Records from a collection
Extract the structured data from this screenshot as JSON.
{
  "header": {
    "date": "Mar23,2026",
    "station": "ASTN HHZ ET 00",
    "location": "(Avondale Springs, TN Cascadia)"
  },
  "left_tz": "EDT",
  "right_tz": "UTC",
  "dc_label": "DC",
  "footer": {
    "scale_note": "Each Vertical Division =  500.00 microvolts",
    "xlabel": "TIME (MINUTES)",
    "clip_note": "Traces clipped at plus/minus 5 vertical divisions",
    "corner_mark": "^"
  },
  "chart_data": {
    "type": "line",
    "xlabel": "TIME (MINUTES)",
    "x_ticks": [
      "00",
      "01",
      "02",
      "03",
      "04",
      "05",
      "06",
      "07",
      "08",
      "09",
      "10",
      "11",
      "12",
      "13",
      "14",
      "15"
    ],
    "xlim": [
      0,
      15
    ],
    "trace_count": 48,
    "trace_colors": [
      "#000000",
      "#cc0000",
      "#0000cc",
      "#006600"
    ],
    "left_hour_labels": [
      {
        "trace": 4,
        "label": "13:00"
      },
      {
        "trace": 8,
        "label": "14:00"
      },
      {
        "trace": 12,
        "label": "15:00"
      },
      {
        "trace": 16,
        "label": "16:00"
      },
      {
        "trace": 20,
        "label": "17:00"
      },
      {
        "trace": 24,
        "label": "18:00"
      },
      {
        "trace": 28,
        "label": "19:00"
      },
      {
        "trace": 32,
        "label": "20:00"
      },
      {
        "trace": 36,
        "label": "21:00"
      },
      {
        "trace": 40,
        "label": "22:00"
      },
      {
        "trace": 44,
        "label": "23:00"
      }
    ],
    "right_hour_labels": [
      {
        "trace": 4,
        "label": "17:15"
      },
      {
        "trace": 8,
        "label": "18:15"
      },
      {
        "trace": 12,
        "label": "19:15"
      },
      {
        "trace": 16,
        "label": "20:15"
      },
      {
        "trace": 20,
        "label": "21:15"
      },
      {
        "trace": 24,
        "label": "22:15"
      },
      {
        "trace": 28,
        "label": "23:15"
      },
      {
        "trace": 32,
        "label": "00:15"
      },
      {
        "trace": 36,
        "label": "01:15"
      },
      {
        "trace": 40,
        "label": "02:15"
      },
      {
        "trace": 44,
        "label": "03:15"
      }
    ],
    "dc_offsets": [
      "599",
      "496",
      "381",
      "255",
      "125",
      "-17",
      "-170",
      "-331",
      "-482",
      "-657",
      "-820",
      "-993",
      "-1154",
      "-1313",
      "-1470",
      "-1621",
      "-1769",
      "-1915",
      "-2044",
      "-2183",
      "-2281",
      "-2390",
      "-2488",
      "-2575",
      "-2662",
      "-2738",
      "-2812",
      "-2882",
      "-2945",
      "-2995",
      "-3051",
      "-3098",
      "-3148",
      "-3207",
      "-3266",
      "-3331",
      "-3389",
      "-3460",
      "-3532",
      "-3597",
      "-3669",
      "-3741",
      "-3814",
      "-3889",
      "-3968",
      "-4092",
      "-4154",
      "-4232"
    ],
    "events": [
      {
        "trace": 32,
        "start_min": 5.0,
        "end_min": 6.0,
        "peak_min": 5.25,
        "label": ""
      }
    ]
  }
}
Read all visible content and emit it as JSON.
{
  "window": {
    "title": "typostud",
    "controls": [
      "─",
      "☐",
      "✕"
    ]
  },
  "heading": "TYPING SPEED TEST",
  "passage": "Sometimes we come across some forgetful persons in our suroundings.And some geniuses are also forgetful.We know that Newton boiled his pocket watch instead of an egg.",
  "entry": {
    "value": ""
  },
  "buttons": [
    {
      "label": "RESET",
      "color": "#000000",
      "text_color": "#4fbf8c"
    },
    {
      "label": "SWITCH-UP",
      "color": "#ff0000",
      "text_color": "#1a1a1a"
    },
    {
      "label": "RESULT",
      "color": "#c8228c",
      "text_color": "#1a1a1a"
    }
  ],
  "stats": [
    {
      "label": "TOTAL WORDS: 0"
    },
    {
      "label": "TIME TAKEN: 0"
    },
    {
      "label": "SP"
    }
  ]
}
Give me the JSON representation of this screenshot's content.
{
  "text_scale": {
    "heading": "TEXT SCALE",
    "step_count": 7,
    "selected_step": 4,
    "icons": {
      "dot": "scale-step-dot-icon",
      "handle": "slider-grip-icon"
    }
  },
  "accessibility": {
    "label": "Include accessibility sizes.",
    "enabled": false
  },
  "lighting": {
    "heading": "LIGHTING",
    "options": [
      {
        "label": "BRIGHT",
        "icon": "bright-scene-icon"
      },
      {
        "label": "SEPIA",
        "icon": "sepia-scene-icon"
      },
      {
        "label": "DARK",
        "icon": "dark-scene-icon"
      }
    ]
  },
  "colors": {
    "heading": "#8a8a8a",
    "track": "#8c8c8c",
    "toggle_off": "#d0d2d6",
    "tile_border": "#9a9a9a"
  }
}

● **TASK OBJECTIVE**: Retype all of the data shown above, word for word.

● **CORRECT OUTPUT**:
Extract the structured data from this screenshot as JSON.
{
  "header": {
    "date": "Mar23,2026",
    "station": "ASTN HHZ ET 00",
    "location": "(Avondale Springs, TN Cascadia)"
  },
  "left_tz": "EDT",
  "right_tz": "UTC",
  "dc_label": "DC",
  "footer": {
    "scale_note": "Each Vertical Division =  500.00 microvolts",
    "xlabel": "TIME (MINUTES)",
    "clip_note": "Traces clipped at plus/minus 5 vertical divisions",
    "corner_mark": "^"
  },
  "chart_data": {
    "type": "line",
    "xlabel": "TIME (MINUTES)",
    "x_ticks": [
      "00",
      "01",
      "02",
      "03",
      "04",
      "05",
      "06",
      "07",
      "08",
      "09",
      "10",
      "11",
      "12",
      "13",
      "14",
      "15"
    ],
    "xlim": [
      0,
      15
    ],
    "trace_count": 48,
    "trace_colors": [
      "#000000",
      "#cc0000",
      "#0000cc",
      "#006600"
    ],
    "left_hour_labels": [
      {
        "trace": 4,
        "label": "13:00"
      },
      {
        "trace": 8,
        "label": "14:00"
      },
      {
        "trace": 12,
        "label": "15:00"
      },
      {
        "trace": 16,
        "label": "16:00"
      },
      {
        "trace": 20,
        "label": "17:00"
      },
      {
        "trace": 24,
        "label": "18:00"
      },
      {
        "trace": 28,
        "label": "19:00"
      },
      {
        "trace": 32,
        "label": "20:00"
      },
      {
        "trace": 36,
        "label": "21:00"
      },
      {
        "trace": 40,
        "label": "22:00"
      },
      {
        "trace": 44,
        "label": "23:00"
      }
    ],
    "right_hour_labels": [
      {
        "trace": 4,
        "label": "17:15"
      },
      {
        "trace": 8,
        "label": "18:15"
      },
      {
        "trace": 12,
        "label": "19:15"
      },
      {
        "trace": 16,
        "label": "20:15"
      },
      {
        "trace": 20,
        "label": "21:15"
      },
      {
        "trace": 24,
        "label": "22:15"
      },
      {
        "trace": 28,
        "label": "23:15"
      },
      {
        "trace": 32,
        "label": "00:15"
      },
      {
        "trace": 36,
        "label": "01:15"
      },
      {
        "trace": 40,
        "label": "02:15"
      },
      {
        "trace": 44,
        "label": "03:15"
      }
    ],
    "dc_offsets": [
      "599",
      "496",
      "381",
      "255",
      "125",
      "-17",
      "-170",
      "-331",
      "-482",
      "-657",
      "-820",
      "-993",
      "-1154",
      "-1313",
      "-1470",
      "-1621",
      "-1769",
      "-1915",
      "-2044",
      "-2183",
      "-2281",
      "-2390",
      "-2488",
      "-2575",
      "-2662",
      "-2738",
      "-2812",
      "-2882",
      "-2945",
      "-2995",
      "-3051",
      "-3098",
      "-3148",
      "-3207",
      "-3266",
      "-3331",
      "-3389",
      "-3460",
      "-3532",
      "-3597",
      "-3669",
      "-3741",
      "-3814",
      "-3889",
      "-3968",
      "-4092",
      "-4154",
      "-4232"
    ],
    "events": [
      {
        "trace": 32,
        "start_min": 5.0,
        "end_min": 6.0,
        "peak_min": 5.25,
        "label": ""
      }
    ]
  }
}
Read all visible content and emit it as JSON.
{
  "window": {
    "title": "typostud",
    "controls": [
      "─",
      "☐",
      "✕"
    ]
  },
  "heading": "TYPING SPEED TEST",
  "passage": "Sometimes we come across some forgetful persons in our suroundings.And some geniuses are also forgetful.We know that Newton boiled his pocket watch instead of an egg.",
  "entry": {
    "value": ""
  },
  "buttons": [
    {
      "label": "RESET",
      "color": "#000000",
      "text_color": "#4fbf8c"
    },
    {
      "label": "SWITCH-UP",
      "color": "#ff0000",
      "text_color": "#1a1a1a"
    },
    {
      "label": "RESULT",
      "color": "#c8228c",
      "text_color": "#1a1a1a"
    }
  ],
  "stats": [
    {
      "label": "TOTAL WORDS: 0"
    },
    {
      "label": "TIME TAKEN: 0"
    },
    {
      "label": "SP"
    }
  ]
}
Give me the JSON representation of this screenshot's content.
{
  "text_scale": {
    "heading": "TEXT SCALE",
    "step_count": 7,
    "selected_step": 4,
    "icons": {
      "dot": "scale-step-dot-icon",
      "handle": "slider-grip-icon"
    }
  },
  "accessibility": {
    "label": "Include accessibility sizes.",
    "enabled": false
  },
  "lighting": {
    "heading": "LIGHTING",
    "options": [
      {
        "label": "BRIGHT",
        "icon": "bright-scene-icon"
      },
      {
        "label": "SEPIA",
        "icon": "sepia-scene-icon"
      },
      {
        "label": "DARK",
        "icon": "dark-scene-icon"
      }
    ]
  },
  "colors": {
    "heading": "#8a8a8a",
    "track": "#8c8c8c",
    "toggle_off": "#d0d2d6",
    "tile_border": "#9a9a9a"
  }
}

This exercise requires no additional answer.